Start of RECORDS SUPPLIED

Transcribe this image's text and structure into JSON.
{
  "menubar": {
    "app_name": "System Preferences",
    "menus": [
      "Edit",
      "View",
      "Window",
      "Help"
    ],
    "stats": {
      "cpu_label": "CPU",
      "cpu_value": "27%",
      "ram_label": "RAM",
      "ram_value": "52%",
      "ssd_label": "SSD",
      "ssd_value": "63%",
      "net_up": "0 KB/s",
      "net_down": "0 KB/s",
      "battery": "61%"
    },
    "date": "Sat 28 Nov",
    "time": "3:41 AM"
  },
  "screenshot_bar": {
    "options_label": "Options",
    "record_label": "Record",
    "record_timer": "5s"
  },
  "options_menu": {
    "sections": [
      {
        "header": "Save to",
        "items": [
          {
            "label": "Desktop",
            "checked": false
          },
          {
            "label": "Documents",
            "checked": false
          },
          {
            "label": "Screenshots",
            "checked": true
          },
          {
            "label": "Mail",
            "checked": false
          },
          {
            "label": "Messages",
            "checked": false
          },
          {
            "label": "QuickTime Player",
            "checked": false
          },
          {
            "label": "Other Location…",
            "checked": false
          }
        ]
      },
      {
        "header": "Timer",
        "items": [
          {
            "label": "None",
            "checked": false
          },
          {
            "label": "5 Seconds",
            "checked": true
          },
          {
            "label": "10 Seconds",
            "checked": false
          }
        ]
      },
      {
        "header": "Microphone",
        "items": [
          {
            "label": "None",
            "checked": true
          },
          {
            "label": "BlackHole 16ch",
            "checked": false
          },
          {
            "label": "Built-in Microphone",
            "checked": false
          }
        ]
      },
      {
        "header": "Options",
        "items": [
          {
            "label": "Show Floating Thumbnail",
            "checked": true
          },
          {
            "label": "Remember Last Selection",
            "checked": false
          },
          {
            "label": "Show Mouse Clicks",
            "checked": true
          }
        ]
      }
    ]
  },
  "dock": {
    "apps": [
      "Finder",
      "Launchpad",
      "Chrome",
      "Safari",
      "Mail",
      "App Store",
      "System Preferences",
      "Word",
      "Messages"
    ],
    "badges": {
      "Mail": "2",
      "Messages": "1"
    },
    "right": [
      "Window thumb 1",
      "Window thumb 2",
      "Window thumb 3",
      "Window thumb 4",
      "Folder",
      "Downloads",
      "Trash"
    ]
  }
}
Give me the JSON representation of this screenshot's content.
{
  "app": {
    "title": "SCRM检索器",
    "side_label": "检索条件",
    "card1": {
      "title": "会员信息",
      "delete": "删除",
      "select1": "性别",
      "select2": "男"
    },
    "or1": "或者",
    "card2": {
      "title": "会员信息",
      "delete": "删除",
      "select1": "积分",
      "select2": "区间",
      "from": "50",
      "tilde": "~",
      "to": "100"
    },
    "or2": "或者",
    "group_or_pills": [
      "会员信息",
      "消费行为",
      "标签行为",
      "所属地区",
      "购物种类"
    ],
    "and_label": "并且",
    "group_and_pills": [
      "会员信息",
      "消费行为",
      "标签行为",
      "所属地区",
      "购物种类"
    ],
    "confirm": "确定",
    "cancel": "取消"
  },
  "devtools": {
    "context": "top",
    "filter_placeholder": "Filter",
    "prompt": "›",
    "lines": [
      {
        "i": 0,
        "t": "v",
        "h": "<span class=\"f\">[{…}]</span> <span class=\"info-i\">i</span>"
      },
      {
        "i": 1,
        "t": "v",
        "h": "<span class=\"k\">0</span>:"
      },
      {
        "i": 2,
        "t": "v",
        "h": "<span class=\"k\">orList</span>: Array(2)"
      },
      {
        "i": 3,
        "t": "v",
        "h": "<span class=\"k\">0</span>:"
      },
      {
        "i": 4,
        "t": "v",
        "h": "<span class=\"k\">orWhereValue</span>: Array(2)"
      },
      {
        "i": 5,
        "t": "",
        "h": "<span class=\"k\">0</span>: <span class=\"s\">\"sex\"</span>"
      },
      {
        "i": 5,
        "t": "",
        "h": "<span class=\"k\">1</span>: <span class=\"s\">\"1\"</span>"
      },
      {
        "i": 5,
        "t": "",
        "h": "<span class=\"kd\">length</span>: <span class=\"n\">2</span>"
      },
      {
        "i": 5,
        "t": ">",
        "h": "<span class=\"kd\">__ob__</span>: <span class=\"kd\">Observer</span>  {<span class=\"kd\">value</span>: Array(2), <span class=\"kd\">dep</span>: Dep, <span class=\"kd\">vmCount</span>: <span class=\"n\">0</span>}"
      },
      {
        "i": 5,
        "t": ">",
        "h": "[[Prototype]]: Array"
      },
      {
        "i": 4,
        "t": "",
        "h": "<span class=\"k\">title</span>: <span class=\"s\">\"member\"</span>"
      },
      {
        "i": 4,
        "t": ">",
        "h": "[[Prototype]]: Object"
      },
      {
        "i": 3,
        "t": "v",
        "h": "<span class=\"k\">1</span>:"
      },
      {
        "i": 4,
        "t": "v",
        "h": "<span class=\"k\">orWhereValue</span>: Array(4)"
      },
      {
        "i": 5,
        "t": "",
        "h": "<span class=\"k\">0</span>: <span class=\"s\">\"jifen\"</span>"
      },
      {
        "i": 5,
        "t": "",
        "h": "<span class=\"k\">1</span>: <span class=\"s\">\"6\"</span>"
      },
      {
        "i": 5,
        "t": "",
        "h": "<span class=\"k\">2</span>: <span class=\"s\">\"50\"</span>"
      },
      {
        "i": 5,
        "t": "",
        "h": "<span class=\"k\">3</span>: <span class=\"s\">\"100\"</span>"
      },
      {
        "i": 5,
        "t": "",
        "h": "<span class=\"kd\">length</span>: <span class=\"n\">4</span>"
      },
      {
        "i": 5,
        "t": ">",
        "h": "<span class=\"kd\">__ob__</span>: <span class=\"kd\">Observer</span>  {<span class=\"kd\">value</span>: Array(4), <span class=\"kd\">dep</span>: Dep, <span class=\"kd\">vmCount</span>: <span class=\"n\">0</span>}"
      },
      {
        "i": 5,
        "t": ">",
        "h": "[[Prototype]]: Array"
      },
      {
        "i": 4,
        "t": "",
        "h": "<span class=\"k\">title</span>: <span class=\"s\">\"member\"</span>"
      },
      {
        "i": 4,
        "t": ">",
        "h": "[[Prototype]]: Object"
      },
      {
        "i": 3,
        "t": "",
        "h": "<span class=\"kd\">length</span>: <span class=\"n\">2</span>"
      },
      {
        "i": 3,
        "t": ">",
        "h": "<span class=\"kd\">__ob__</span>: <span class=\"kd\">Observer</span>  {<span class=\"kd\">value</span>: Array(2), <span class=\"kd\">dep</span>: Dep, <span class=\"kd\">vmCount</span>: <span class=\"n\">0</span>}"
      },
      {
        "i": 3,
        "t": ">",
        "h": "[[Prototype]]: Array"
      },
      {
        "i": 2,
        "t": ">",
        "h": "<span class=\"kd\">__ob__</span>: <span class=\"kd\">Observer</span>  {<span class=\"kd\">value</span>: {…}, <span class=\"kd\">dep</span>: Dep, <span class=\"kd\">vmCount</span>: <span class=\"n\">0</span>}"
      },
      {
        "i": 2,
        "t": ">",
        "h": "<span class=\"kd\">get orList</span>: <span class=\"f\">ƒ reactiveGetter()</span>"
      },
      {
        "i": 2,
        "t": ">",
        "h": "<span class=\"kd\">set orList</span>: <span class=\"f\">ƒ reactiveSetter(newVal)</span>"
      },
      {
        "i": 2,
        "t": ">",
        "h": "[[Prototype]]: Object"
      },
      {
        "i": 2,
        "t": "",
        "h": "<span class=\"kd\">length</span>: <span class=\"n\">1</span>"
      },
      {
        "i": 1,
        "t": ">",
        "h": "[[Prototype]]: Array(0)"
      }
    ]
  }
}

End of RECORDS SUPPLIED

WHAT IS NEEDED
Only a number is wanted here: how many lines in the data above include the string "JSON"?

SOLUTION TO THIS EXERCISE
2